» What to produce: Print all of the data exactly as written.

» Excerpted data:
— begin —
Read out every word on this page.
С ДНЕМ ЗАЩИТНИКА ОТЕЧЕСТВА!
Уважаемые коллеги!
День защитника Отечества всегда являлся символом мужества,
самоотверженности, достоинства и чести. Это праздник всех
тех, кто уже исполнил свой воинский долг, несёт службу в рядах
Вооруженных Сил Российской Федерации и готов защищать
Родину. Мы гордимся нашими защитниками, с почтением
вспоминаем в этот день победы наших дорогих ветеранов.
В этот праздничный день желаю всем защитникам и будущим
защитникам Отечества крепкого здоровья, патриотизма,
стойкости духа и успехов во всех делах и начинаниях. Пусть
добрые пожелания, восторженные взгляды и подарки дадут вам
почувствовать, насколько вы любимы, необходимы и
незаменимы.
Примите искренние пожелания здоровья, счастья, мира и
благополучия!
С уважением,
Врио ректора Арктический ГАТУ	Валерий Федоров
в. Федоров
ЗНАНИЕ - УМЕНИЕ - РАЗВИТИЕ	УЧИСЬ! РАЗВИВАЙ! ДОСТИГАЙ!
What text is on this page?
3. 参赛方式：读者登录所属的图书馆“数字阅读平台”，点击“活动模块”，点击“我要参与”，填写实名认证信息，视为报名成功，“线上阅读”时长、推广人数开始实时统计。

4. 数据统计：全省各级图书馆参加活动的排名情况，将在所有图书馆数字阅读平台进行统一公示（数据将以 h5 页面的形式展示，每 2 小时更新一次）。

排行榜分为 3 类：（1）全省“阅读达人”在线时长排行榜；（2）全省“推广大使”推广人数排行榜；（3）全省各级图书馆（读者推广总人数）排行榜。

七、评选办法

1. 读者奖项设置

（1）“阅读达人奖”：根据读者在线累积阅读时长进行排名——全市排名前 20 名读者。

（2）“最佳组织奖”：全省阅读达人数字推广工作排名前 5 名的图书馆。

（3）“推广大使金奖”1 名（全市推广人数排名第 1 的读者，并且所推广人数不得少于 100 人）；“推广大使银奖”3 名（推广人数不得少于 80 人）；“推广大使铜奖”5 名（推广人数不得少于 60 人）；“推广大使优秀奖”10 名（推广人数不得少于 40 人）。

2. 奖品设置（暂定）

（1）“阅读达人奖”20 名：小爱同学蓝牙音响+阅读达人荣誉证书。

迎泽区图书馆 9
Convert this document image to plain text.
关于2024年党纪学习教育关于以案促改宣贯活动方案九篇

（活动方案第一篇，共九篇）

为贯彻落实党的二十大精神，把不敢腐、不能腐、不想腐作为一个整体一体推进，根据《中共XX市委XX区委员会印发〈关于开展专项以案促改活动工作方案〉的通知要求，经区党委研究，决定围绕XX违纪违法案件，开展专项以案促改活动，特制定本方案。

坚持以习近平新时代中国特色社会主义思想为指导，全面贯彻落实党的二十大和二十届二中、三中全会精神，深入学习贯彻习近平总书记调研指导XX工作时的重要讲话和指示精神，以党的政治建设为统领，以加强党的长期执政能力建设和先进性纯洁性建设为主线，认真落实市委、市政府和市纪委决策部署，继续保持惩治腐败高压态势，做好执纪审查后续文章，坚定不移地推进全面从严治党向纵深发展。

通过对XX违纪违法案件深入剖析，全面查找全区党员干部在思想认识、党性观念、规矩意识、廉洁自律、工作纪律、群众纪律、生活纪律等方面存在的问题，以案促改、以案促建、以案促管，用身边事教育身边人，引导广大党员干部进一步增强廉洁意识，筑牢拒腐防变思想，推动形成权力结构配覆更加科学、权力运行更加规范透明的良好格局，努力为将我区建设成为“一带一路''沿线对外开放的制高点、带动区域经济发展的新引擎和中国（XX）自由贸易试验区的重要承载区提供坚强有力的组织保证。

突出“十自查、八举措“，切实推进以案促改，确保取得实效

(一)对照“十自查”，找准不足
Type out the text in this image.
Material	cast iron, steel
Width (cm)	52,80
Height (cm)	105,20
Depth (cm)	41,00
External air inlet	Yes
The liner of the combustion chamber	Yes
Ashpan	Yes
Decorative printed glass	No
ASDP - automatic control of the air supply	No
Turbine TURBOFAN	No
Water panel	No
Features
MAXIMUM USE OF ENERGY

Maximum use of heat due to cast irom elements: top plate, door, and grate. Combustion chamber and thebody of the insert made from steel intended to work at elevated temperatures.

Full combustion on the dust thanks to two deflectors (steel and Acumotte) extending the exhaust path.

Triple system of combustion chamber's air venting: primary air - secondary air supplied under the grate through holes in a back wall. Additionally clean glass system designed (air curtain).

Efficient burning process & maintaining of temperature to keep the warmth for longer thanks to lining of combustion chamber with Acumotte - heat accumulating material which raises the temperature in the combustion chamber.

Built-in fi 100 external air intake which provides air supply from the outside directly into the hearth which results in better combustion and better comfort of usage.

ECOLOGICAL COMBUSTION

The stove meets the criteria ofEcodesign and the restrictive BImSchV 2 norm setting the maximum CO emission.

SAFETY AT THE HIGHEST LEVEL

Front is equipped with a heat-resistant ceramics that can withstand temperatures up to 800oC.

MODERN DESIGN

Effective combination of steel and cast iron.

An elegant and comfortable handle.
— end —
» Task output:
Read out every word on this page.
С ДНЕМ ЗАЩИТНИКА ОТЕЧЕСТВА!
Уважаемые коллеги!
День защитника Отечества всегда являлся символом мужества,
самоотверженности, достоинства и чести. Это праздник всех
тех, кто уже исполнил свой воинский долг, несёт службу в рядах
Вооруженных Сил Российской Федерации и готов защищать
Родину. Мы гордимся нашими защитниками, с почтением
вспоминаем в этот день победы наших дорогих ветеранов.
В этот праздничный день желаю всем защитникам и будущим
защитникам Отечества крепкого здоровья, патриотизма,
стойкости духа и успехов во всех делах и начинаниях. Пусть
добрые пожелания, восторженные взгляды и подарки дадут вам
почувствовать, насколько вы любимы, необходимы и
незаменимы.
Примите искренние пожелания здоровья, счастья, мира и
благополучия!
С уважением,
Врио ректора Арктический ГАТУ	Валерий Федоров
в. Федоров
ЗНАНИЕ - УМЕНИЕ - РАЗВИТИЕ	УЧИСЬ! РАЗВИВАЙ! ДОСТИГАЙ!
What text is on this page?
3. 参赛方式：读者登录所属的图书馆“数字阅读平台”，点击“活动模块”，点击“我要参与”，填写实名认证信息，视为报名成功，“线上阅读”时长、推广人数开始实时统计。

4. 数据统计：全省各级图书馆参加活动的排名情况，将在所有图书馆数字阅读平台进行统一公示（数据将以 h5 页面的形式展示，每 2 小时更新一次）。

排行榜分为 3 类：（1）全省“阅读达人”在线时长排行榜；（2）全省“推广大使”推广人数排行榜；（3）全省各级图书馆（读者推广总人数）排行榜。

七、评选办法

1. 读者奖项设置

（1）“阅读达人奖”：根据读者在线累积阅读时长进行排名——全市排名前 20 名读者。

（2）“最佳组织奖”：全省阅读达人数字推广工作排名前 5 名的图书馆。

（3）“推广大使金奖”1 名（全市推广人数排名第 1 的读者，并且所推广人数不得少于 100 人）；“推广大使银奖”3 名（推广人数不得少于 80 人）；“推广大使铜奖”5 名（推广人数不得少于 60 人）；“推广大使优秀奖”10 名（推广人数不得少于 40 人）。

2. 奖品设置（暂定）

（1）“阅读达人奖”20 名：小爱同学蓝牙音响+阅读达人荣誉证书。

迎泽区图书馆 9
Convert this document image to plain text.
关于2024年党纪学习教育关于以案促改宣贯活动方案九篇

（活动方案第一篇，共九篇）

为贯彻落实党的二十大精神，把不敢腐、不能腐、不想腐作为一个整体一体推进，根据《中共XX市委XX区委员会印发〈关于开展专项以案促改活动工作方案〉的通知要求，经区党委研究，决定围绕XX违纪违法案件，开展专项以案促改活动，特制定本方案。

坚持以习近平新时代中国特色社会主义思想为指导，全面贯彻落实党的二十大和二十届二中、三中全会精神，深入学习贯彻习近平总书记调研指导XX工作时的重要讲话和指示精神，以党的政治建设为统领，以加强党的长期执政能力建设和先进性纯洁性建设为主线，认真落实市委、市政府和市纪委决策部署，继续保持惩治腐败高压态势，做好执纪审查后续文章，坚定不移地推进全面从严治党向纵深发展。

通过对XX违纪违法案件深入剖析，全面查找全区党员干部在思想认识、党性观念、规矩意识、廉洁自律、工作纪律、群众纪律、生活纪律等方面存在的问题，以案促改、以案促建、以案促管，用身边事教育身边人，引导广大党员干部进一步增强廉洁意识，筑牢拒腐防变思想，推动形成权力结构配覆更加科学、权力运行更加规范透明的良好格局，努力为将我区建设成为“一带一路''沿线对外开放的制高点、带动区域经济发展的新引擎和中国（XX）自由贸易试验区的重要承载区提供坚强有力的组织保证。

突出“十自查、八举措“，切实推进以案促改，确保取得实效

(一)对照“十自查”，找准不足
Type out the text in this image.
Material	cast iron, steel
Width (cm)	52,80
Height (cm)	105,20
Depth (cm)	41,00
External air inlet	Yes
The liner of the combustion chamber	Yes
Ashpan	Yes
Decorative printed glass	No
ASDP - automatic control of the air supply	No
Turbine TURBOFAN	No
Water panel	No
Features
MAXIMUM USE OF ENERGY

Maximum use of heat due to cast irom elements: top plate, door, and grate. Combustion chamber and thebody of the insert made from steel intended to work at elevated temperatures.

Full combustion on the dust thanks to two deflectors (steel and Acumotte) extending the exhaust path.

Triple system of combustion chamber's air venting: primary air - secondary air supplied under the grate through holes in a back wall. Additionally clean glass system designed (air curtain).

Efficient burning process & maintaining of temperature to keep the warmth for longer thanks to lining of combustion chamber with Acumotte - heat accumulating material which raises the temperature in the combustion chamber.

Built-in fi 100 external air intake which provides air supply from the outside directly into the hearth which results in better combustion and better comfort of usage.

ECOLOGICAL COMBUSTION

The stove meets the criteria ofEcodesign and the restrictive BImSchV 2 norm setting the maximum CO emission.

SAFETY AT THE HIGHEST LEVEL

Front is equipped with a heat-resistant ceramics that can withstand temperatures up to 800oC.

MODERN DESIGN

Effective combination of steel and cast iron.

An elegant and comfortable handle.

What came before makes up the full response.